## SET EXERCISE
Copy out every line in which the string "Read" occurs.
========
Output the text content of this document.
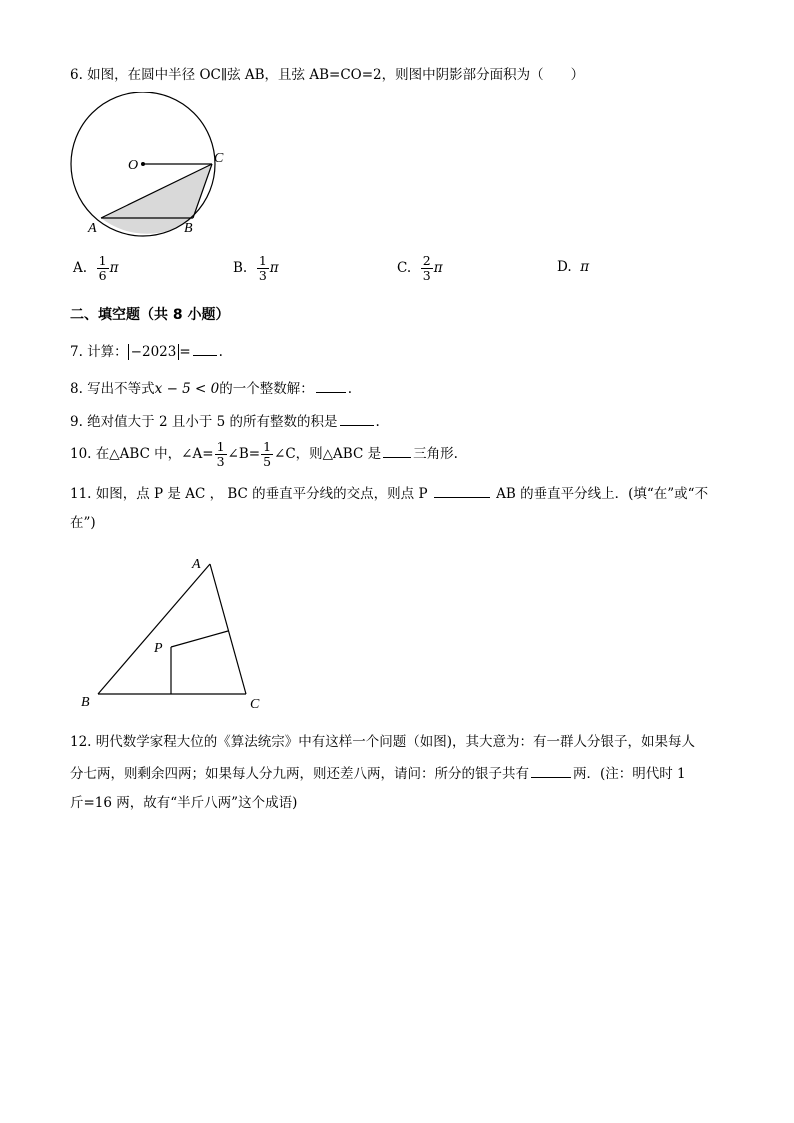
6. 如图，在圆中半径 OC∥弦 AB，且弦 AB=CO=2，则图中阴影部分面积为（　　）
O	C
A	B
A. $\frac{1}{6}$ π	B. $\frac{1}{3}$ π	C. $\frac{2}{3}$ π	D. π
二、填空题（共 8 小题）
7. 计算： −2023 = .
8. 写出不等式x − 5 < 0的一个整数解：	.
9. 绝对值大于 2 且小于 5 的所有整数的积是	.
10. 在△ABC 中，∠A= $\frac{1}{3}$ ∠B= $\frac{1}{5}$ ∠C，则△ABC 是 三角形.
11. 如图，点 P 是 AC ， BC 的垂直平分线的交点，则点 P	AB 的垂直平分线上．(填“在”或“不
在”)
A
B	C
P
12. 明代数学家程大位的《算法统宗》中有这样一个问题（如图)，其大意为：有一群人分银子，如果每人
分七两，则剩余四两；如果每人分九两，则还差八两，请问：所分的银子共有	两．(注：明代时 1
斤=16 两，故有“半斤八两”这个成语)
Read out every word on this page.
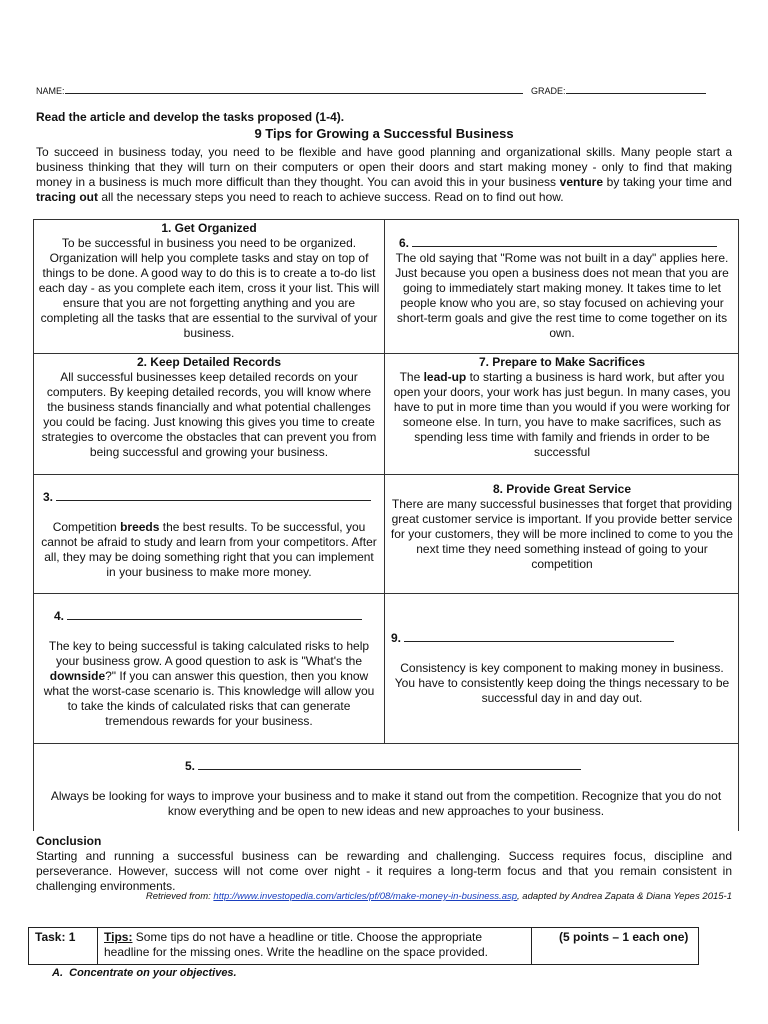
NAME:	GRADE:
Read the article and develop the tasks proposed (1-4).
9 Tips for Growing a Successful Business
To succeed in business today, you need to be flexible and have good planning and organizational skills. Many people start a business thinking that they will turn on their computers or open their doors and start making money - only to find that making money in a business is much more difficult than they thought. You can avoid this in your business venture by taking your time and tracing out all the necessary steps you need to reach to achieve success. Read on to find out how.
1. Get Organized
To be successful in business you need to be organized. Organization will help you complete tasks and stay on top of things to be done. A good way to do this is to create a to-do list each day - as you complete each item, cross it your list. This will ensure that you are not forgetting anything and you are completing all the tasks that are essential to the survival of your business.
6.
The old saying that "Rome was not built in a day" applies here. Just because you open a business does not mean that you are going to immediately start making money. It takes time to let people know who you are, so stay focused on achieving your short-term goals and give the rest time to come together on its own.
2. Keep Detailed Records
All successful businesses keep detailed records on your computers. By keeping detailed records, you will know where the business stands financially and what potential challenges you could be facing. Just knowing this gives you time to create strategies to overcome the obstacles that can prevent you from being successful and growing your business.
7. Prepare to Make Sacrifices
The lead-up to starting a business is hard work, but after you open your doors, your work has just begun. In many cases, you have to put in more time than you would if you were working for someone else. In turn, you have to make sacrifices, such as spending less time with family and friends in order to be successful
3.
Competition breeds the best results. To be successful, you cannot be afraid to study and learn from your competitors. After all, they may be doing something right that you can implement in your business to make more money.
8. Provide Great Service
There are many successful businesses that forget that providing great customer service is important. If you provide better service for your customers, they will be more inclined to come to you the next time they need something instead of going to your competition
4.
The key to being successful is taking calculated risks to help your business grow. A good question to ask is "What's the downside?" If you can answer this question, then you know what the worst-case scenario is. This knowledge will allow you to take the kinds of calculated risks that can generate tremendous rewards for your business.
9.
Consistency is key component to making money in business. You have to consistently keep doing the things necessary to be successful day in and day out.
5.
Always be looking for ways to improve your business and to make it stand out from the competition. Recognize that you do not know everything and be open to new ideas and new approaches to your business.
Conclusion
Starting and running a successful business can be rewarding and challenging. Success requires focus, discipline and perseverance. However, success will not come over night - it requires a long-term focus and that you remain consistent in challenging environments.
Retrieved from: http://www.investopedia.com/articles/pf/08/make-money-in-business.asp, adapted by Andrea Zapata & Diana Yepes 2015-1
Task: 1 Tips: Some tips do not have a headline or title. Choose the appropriate headline for the missing ones. Write the headline on the space provided.
(5 points – 1 each one)
A. Concentrate on your objectives.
========
## RESULT OF THIS TASK
Read out every word on this page.
Read the article and develop the tasks proposed (1-4).
To succeed in business today, you need to be flexible and have good planning and organizational skills. Many people start a business thinking that they will turn on their computers or open their doors and start making money - only to find that making money in a business is much more difficult than they thought. You can avoid this in your business venture by taking your time and tracing out all the necessary steps you need to reach to achieve success. Read on to find out how.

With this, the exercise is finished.